EXERCISE TASK 1
In the article on Dartmouth women's basketball, where did the Big Green finish in the Ivy League in the 2017-18 season?
EXERCISE TASK 2
Summarize the article on Dartmouth women's basketball in two sentences.
EXERCISE TASK 3
Continue the article on Dartmouth women's basketball, picking up right after the head coach's final quote.

TEXT TO READ
▼▼▼

The Big Green is the winningest program in Ivy League women’s basketball history, but the last time Dartmouth won an Ivy League championship was 10 years ago, when they raised their 17th championship banner to the rafters of Leede Arena. Now, when you walk into the women’s basketball locker room, or into the coaches’ offices, or simply look at the team’s clothing, you’ll see one recurring mantra: “Mind on 18.”

After being projected to finish last in the Ivy League’s 2017-18 women’s basketball preseason media poll, the Big Green had a remarkable season. They finished in fifth place, one game out of the Ivy League Tournament, where the league’s top four teams compete for the conference title and a bid to the NCAA tournament. This season, the Big Green is slated to finish in sixth place, but, like last season, it is prepared to exceed the poll’s predictions and compete for a bid for the Ivy League tournament.

“I love when we’re at the bottom of the Ivy League standings preseason, because you’re the underdog,” said Isalys Quinones ’19, a co-captain of this year’s team. “You can shock people because people are expecting you not to do well. You can really shock ’em.”

The Big Green, currently 7-6 after non-conference play, will have its first opportunity to prove itself in the Ivy League this Saturday, when it takes on Harvard University in Cambridge. Harvard, also standing at 7-6 after non-conference play, finished third in the Ivy League last season, continuing their streak of 12 consecutive finishes in the league’s top three teams. The Crimson have four of their five leading scorers back from last season, including unanimous first team All-Ivy guard Katie Benzan and second team All-Ivy forward Jeannie Boehm.

Like Dartmouth, Harvard has a small team, with just five players on their roster of 15 standing 6 feet or taller. With that said, the Big Green expects to see a style of play similar to their own when they take on the Crimson twice in a row for its first two games of Ivy play.

“Harvard is a very similar team to us,” Quinones said. “They have a little bit more post play than we do, but they can shoot it just as well as we can, and their posts can play just as well as we can, so that’s a team that can win any night. That’s a team that we need to lock up.”

In the 2017-18 season, the Big Green led the 3-point oriented Ivy League in 3-point field goal percentage and came in second in 3-point defense. This year’s team will draw on its success from behind the arc, as well as a new up-tempo style of play to surprise the Ivy League and try to finish in the top four. This year, the Big Green has defended with a full court press each game and has run an up-tempo offense, pushing the ball in transition to get easy buckets.

“We want to play up-tempo, fast-paced basketball, we want to score in the 70s, and we want to press and turn our opponents over so we can earn more possessions per game and just play hard, and play really gritty,” said head coach Belle Koclanes. “We want our opponents not to look forward to playing us, because they know they’re going to have to navigate pressing and trapping and pressure.”

▲▲▲

Source data
▼▼▼

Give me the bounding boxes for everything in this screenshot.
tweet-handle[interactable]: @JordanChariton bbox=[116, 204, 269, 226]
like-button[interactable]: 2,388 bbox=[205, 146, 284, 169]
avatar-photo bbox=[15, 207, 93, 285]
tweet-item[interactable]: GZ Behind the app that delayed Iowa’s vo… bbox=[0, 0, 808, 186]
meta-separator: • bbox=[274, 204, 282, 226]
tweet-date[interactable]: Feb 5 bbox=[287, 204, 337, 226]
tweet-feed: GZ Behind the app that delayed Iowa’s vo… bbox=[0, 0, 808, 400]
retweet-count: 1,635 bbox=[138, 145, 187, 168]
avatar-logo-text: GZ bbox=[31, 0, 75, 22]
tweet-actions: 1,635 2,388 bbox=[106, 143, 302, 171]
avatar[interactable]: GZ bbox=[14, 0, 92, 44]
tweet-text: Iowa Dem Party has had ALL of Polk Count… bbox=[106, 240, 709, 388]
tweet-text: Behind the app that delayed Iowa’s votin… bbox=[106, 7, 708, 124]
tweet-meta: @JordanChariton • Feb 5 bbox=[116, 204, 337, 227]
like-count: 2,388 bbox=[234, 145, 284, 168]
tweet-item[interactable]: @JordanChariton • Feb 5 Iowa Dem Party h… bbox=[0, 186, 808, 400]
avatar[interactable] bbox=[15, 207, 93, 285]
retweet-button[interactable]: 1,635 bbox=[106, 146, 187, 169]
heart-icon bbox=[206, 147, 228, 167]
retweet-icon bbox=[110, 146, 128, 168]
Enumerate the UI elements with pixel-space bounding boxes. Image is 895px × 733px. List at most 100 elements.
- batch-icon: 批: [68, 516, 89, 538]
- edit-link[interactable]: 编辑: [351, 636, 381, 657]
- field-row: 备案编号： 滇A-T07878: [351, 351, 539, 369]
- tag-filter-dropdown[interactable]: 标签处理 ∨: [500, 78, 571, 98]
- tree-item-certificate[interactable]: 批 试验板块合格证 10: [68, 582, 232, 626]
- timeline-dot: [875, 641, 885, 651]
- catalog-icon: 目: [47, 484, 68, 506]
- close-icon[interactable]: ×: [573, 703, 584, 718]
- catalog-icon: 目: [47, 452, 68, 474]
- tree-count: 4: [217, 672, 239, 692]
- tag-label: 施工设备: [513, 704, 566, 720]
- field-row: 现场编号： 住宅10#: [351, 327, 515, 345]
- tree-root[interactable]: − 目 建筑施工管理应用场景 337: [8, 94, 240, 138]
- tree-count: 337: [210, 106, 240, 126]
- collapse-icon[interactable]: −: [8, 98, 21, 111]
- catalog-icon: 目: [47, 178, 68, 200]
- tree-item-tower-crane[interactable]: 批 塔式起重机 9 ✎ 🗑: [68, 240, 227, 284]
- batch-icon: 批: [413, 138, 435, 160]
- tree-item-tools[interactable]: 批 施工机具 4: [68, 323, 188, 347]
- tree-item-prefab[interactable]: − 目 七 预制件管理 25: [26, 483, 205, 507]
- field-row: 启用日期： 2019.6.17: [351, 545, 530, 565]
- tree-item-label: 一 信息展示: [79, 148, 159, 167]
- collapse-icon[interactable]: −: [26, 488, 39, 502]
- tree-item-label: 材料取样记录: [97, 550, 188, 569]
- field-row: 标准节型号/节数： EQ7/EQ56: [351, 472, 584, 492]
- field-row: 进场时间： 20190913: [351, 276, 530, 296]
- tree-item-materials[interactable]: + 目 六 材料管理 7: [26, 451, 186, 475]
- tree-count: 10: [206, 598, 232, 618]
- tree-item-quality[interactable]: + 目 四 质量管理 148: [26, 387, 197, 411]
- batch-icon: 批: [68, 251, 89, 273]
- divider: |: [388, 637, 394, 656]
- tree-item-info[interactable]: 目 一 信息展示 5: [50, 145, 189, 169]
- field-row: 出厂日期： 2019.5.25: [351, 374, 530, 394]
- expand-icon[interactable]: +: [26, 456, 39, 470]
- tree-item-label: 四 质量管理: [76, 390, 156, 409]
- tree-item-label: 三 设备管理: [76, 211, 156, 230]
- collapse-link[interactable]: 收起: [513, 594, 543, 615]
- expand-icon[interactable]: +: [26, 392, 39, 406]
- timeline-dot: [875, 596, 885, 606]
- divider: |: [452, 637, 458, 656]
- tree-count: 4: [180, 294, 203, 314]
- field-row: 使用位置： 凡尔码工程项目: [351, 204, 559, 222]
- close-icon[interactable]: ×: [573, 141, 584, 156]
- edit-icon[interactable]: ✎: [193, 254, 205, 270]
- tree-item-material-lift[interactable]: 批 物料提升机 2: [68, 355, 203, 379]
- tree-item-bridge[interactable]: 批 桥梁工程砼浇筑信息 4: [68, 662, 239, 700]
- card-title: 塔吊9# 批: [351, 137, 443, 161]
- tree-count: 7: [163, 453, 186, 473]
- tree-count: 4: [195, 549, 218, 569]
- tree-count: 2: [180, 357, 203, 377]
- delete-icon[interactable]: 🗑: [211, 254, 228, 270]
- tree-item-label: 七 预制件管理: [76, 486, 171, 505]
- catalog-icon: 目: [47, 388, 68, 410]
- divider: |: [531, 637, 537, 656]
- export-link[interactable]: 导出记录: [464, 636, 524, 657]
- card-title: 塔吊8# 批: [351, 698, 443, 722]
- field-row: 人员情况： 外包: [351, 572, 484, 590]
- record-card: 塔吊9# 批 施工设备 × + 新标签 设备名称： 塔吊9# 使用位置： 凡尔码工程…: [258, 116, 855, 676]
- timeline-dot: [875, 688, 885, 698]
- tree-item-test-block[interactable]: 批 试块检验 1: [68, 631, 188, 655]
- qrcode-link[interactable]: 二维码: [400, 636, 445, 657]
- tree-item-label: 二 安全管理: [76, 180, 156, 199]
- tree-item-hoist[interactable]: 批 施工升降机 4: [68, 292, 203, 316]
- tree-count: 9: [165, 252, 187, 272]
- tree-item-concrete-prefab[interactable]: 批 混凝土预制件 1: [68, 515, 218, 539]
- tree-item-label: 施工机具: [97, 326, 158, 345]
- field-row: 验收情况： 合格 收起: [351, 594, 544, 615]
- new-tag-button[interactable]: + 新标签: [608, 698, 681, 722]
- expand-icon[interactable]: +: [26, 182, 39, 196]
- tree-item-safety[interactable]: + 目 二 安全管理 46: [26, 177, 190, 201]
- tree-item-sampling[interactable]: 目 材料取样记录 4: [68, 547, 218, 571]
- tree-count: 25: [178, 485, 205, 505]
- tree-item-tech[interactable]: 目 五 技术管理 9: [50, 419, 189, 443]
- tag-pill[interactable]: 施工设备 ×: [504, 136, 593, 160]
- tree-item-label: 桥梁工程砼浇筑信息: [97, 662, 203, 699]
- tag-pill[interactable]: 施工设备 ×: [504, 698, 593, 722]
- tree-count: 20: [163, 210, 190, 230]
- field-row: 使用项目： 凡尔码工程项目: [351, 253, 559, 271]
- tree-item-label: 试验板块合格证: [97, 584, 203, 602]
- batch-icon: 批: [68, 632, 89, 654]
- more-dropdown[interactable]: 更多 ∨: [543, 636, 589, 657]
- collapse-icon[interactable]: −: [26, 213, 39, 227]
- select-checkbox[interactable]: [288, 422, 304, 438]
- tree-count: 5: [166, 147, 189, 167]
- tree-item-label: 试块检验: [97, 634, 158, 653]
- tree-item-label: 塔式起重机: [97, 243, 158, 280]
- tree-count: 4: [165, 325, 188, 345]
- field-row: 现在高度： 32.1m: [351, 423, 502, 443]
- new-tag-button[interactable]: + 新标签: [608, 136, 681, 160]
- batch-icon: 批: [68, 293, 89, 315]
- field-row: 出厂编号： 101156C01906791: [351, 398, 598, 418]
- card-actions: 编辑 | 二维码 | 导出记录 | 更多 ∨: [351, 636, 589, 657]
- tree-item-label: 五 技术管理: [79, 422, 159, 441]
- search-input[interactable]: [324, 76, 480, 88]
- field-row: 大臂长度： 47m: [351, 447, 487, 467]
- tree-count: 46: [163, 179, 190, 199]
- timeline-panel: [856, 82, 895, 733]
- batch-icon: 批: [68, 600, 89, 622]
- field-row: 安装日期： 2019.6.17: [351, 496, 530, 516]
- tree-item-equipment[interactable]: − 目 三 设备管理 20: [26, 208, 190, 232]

▲▲▲

WRITTEN ANSWER 1
Fifth place, one game out of the Ivy League Tournament.

WRITTEN ANSWER 2
Dartmouth is the winningest program in Ivy League women's basketball history but has not won a championship in 10 years. After finishing fifth last season despite a last-place projection, the Big Green is again predicted to finish low and plans to use 3-point shooting, a full court press and an up-tempo offense to reach the top four, starting with two games against a similar Harvard team.

WRITTEN ANSWER 3
According to Koclanes, this style of play is one that nobody else in the Ivy League is using right now. Nevertheless, each team in the conference poses a unique challenge. The University of Pennsylvania or Princeton University has sat atop the Ivy League each season since the Big Green’s 2008-09 Ivy League championship run, and will likely be the Big Green’s biggest challenges this season, along with Harvard. These three teams each sit in the top 100 of the NCAA Division 1 RPI rankings.

Princeton is led by reigning Ivy League Player of the Year Bella Alarie, who, despite sitting out nine games due to an injury early this season, is the Tigers’ third-leading scorer. Penn returns last year’s unanimous Ivy League Rookie of the Year winner and second-team All-Ivy honoree Eleah Parker.

The Big Green will counter Alarie and Parker, along with the conference’s other dominant players, with its own biggest threats. This year, the Big Green is led by Quinones and point guards Cy Lippold ’19 and Annie McKenna ’20. The trio paces the team in points and assists. Even given the Big Green’s promising lineup and prevailing powerhouses in Princeton, Penn and Harvard, Koclanes and her team won’t take any opponent for granted.

“Every team is extremely well coached and well prepared,” Koclanes said. “It’s really one through eight ... there’s no gimmes in our conference whatsoever, so you have to take it one at a time.”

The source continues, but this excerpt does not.